- **DATA PROVIDED**:
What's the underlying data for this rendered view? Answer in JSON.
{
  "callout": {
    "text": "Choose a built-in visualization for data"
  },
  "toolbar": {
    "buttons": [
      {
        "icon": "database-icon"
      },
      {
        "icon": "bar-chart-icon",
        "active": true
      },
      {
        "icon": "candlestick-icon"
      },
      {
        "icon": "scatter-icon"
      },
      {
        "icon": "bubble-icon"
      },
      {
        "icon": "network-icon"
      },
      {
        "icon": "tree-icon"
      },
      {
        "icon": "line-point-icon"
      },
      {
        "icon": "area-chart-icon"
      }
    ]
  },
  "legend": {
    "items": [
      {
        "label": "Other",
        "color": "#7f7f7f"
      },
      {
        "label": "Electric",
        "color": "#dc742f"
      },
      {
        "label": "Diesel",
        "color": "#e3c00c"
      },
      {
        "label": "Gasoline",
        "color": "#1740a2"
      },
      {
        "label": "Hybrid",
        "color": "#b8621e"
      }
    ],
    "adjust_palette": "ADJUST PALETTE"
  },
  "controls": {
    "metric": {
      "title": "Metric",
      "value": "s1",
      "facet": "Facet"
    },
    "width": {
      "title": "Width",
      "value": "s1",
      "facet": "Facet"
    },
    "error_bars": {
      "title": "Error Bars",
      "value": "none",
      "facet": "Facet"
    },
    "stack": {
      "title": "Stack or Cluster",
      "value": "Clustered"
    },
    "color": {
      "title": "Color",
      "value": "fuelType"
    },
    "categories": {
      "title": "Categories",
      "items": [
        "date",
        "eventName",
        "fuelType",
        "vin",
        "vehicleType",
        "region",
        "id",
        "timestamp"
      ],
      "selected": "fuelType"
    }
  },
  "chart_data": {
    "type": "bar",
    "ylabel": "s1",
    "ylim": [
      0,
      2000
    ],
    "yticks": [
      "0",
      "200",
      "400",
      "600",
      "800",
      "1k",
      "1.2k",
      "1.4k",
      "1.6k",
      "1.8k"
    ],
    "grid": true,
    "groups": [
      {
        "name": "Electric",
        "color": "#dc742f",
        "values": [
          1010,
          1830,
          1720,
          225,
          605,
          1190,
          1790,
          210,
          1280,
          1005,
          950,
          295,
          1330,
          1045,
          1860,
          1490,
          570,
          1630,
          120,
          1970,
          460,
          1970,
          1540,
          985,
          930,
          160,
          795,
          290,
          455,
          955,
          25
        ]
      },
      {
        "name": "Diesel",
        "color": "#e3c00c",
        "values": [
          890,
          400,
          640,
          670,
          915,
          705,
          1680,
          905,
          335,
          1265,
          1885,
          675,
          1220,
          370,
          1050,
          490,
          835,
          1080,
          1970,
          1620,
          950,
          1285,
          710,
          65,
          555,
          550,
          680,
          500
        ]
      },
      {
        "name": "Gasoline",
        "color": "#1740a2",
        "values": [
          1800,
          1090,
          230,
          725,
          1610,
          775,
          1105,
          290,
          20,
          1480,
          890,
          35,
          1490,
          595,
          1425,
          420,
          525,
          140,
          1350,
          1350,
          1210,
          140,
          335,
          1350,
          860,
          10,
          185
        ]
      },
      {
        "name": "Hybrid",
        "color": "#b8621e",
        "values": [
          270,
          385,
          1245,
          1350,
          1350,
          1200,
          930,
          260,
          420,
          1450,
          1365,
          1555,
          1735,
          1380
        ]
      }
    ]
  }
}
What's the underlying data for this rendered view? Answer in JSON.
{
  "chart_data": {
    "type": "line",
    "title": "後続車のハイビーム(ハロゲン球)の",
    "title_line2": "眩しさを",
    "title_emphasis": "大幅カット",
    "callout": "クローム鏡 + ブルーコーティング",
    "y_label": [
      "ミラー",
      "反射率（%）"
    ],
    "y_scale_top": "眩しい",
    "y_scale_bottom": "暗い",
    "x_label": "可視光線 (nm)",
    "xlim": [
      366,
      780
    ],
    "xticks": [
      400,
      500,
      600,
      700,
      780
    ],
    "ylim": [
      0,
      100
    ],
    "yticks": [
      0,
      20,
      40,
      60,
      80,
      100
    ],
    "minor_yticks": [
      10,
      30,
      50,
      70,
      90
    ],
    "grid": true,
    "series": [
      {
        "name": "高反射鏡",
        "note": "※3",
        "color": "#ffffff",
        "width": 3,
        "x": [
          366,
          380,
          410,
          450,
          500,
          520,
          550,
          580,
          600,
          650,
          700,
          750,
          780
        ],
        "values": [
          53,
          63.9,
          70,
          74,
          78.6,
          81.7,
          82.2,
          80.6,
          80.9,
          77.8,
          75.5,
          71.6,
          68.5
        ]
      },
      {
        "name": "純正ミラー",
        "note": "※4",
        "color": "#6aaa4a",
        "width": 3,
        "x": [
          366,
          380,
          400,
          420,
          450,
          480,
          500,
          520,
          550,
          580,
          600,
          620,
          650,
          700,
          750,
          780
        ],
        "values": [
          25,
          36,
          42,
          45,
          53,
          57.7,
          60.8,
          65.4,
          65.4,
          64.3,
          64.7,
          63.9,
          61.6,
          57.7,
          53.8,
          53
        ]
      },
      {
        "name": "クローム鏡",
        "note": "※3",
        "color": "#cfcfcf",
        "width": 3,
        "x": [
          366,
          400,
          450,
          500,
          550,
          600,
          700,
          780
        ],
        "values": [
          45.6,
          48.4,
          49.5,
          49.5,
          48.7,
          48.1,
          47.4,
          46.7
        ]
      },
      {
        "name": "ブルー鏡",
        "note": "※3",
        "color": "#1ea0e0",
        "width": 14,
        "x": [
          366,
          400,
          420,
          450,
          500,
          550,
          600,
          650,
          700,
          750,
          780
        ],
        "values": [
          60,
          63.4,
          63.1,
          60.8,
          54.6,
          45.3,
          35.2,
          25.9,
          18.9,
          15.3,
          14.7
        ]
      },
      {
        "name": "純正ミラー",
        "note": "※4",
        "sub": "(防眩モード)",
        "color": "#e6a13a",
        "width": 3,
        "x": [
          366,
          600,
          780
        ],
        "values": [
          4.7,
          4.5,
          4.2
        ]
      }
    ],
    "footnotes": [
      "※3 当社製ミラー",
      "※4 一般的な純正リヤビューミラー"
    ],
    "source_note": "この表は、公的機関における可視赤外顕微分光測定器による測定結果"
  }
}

- **WHAT THE EXERCISE ASKS**:
Make an exact copy of the listing, including every line.

- **RESPONSE**:
What's the underlying data for this rendered view? Answer in JSON.
{
  "callout": {
    "text": "Choose a built-in visualization for data"
  },
  "toolbar": {
    "buttons": [
      {
        "icon": "database-icon"
      },
      {
        "icon": "bar-chart-icon",
        "active": true
      },
      {
        "icon": "candlestick-icon"
      },
      {
        "icon": "scatter-icon"
      },
      {
        "icon": "bubble-icon"
      },
      {
        "icon": "network-icon"
      },
      {
        "icon": "tree-icon"
      },
      {
        "icon": "line-point-icon"
      },
      {
        "icon": "area-chart-icon"
      }
    ]
  },
  "legend": {
    "items": [
      {
        "label": "Other",
        "color": "#7f7f7f"
      },
      {
        "label": "Electric",
        "color": "#dc742f"
      },
      {
        "label": "Diesel",
        "color": "#e3c00c"
      },
      {
        "label": "Gasoline",
        "color": "#1740a2"
      },
      {
        "label": "Hybrid",
        "color": "#b8621e"
      }
    ],
    "adjust_palette": "ADJUST PALETTE"
  },
  "controls": {
    "metric": {
      "title": "Metric",
      "value": "s1",
      "facet": "Facet"
    },
    "width": {
      "title": "Width",
      "value": "s1",
      "facet": "Facet"
    },
    "error_bars": {
      "title": "Error Bars",
      "value": "none",
      "facet": "Facet"
    },
    "stack": {
      "title": "Stack or Cluster",
      "value": "Clustered"
    },
    "color": {
      "title": "Color",
      "value": "fuelType"
    },
    "categories": {
      "title": "Categories",
      "items": [
        "date",
        "eventName",
        "fuelType",
        "vin",
        "vehicleType",
        "region",
        "id",
        "timestamp"
      ],
      "selected": "fuelType"
    }
  },
  "chart_data": {
    "type": "bar",
    "ylabel": "s1",
    "ylim": [
      0,
      2000
    ],
    "yticks": [
      "0",
      "200",
      "400",
      "600",
      "800",
      "1k",
      "1.2k",
      "1.4k",
      "1.6k",
      "1.8k"
    ],
    "grid": true,
    "groups": [
      {
        "name": "Electric",
        "color": "#dc742f",
        "values": [
          1010,
          1830,
          1720,
          225,
          605,
          1190,
          1790,
          210,
          1280,
          1005,
          950,
          295,
          1330,
          1045,
          1860,
          1490,
          570,
          1630,
          120,
          1970,
          460,
          1970,
          1540,
          985,
          930,
          160,
          795,
          290,
          455,
          955,
          25
        ]
      },
      {
        "name": "Diesel",
        "color": "#e3c00c",
        "values": [
          890,
          400,
          640,
          670,
          915,
          705,
          1680,
          905,
          335,
          1265,
          1885,
          675,
          1220,
          370,
          1050,
          490,
          835,
          1080,
          1970,
          1620,
          950,
          1285,
          710,
          65,
          555,
          550,
          680,
          500
        ]
      },
      {
        "name": "Gasoline",
        "color": "#1740a2",
        "values": [
          1800,
          1090,
          230,
          725,
          1610,
          775,
          1105,
          290,
          20,
          1480,
          890,
          35,
          1490,
          595,
          1425,
          420,
          525,
          140,
          1350,
          1350,
          1210,
          140,
          335,
          1350,
          860,
          10,
          185
        ]
      },
      {
        "name": "Hybrid",
        "color": "#b8621e",
        "values": [
          270,
          385,
          1245,
          1350,
          1350,
          1200,
          930,
          260,
          420,
          1450,
          1365,
          1555,
          1735,
          1380
        ]
      }
    ]
  }
}
What's the underlying data for this rendered view? Answer in JSON.
{
  "chart_data": {
    "type": "line",
    "title": "後続車のハイビーム(ハロゲン球)の",
    "title_line2": "眩しさを",
    "title_emphasis": "大幅カット",
    "callout": "クローム鏡 + ブルーコーティング",
    "y_label": [
      "ミラー",
      "反射率（%）"
    ],
    "y_scale_top": "眩しい",
    "y_scale_bottom": "暗い",
    "x_label": "可視光線 (nm)",
    "xlim": [
      366,
      780
    ],
    "xticks": [
      400,
      500,
      600,
      700,
      780
    ],
    "ylim": [
      0,
      100
    ],
    "yticks": [
      0,
      20,
      40,
      60,
      80,
      100
    ],
    "minor_yticks": [
      10,
      30,
      50,
      70,
      90
    ],
    "grid": true,
    "series": [
      {
        "name": "高反射鏡",
        "note": "※3",
        "color": "#ffffff",
        "width": 3,
        "x": [
          366,
          380,
          410,
          450,
          500,
          520,
          550,
          580,
          600,
          650,
          700,
          750,
          780
        ],
        "values": [
          53,
          63.9,
          70,
          74,
          78.6,
          81.7,
          82.2,
          80.6,
          80.9,
          77.8,
          75.5,
          71.6,
          68.5
        ]
      },
      {
        "name": "純正ミラー",
        "note": "※4",
        "color": "#6aaa4a",
        "width": 3,
        "x": [
          366,
          380,
          400,
          420,
          450,
          480,
          500,
          520,
          550,
          580,
          600,
          620,
          650,
          700,
          750,
          780
        ],
        "values": [
          25,
          36,
          42,
          45,
          53,
          57.7,
          60.8,
          65.4,
          65.4,
          64.3,
          64.7,
          63.9,
          61.6,
          57.7,
          53.8,
          53
        ]
      },
      {
        "name": "クローム鏡",
        "note": "※3",
        "color": "#cfcfcf",
        "width": 3,
        "x": [
          366,
          400,
          450,
          500,
          550,
          600,
          700,
          780
        ],
        "values": [
          45.6,
          48.4,
          49.5,
          49.5,
          48.7,
          48.1,
          47.4,
          46.7
        ]
      },
      {
        "name": "ブルー鏡",
        "note": "※3",
        "color": "#1ea0e0",
        "width": 14,
        "x": [
          366,
          400,
          420,
          450,
          500,
          550,
          600,
          650,
          700,
          750,
          780
        ],
        "values": [
          60,
          63.4,
          63.1,
          60.8,
          54.6,
          45.3,
          35.2,
          25.9,
          18.9,
          15.3,
          14.7
        ]
      },
      {
        "name": "純正ミラー",
        "note": "※4",
        "sub": "(防眩モード)",
        "color": "#e6a13a",
        "width": 3,
        "x": [
          366,
          600,
          780
        ],
        "values": [
          4.7,
          4.5,
          4.2
        ]
      }
    ],
    "footnotes": [
      "※3 当社製ミラー",
      "※4 一般的な純正リヤビューミラー"
    ],
    "source_note": "この表は、公的機関における可視赤外顕微分光測定器による測定結果"
  }
}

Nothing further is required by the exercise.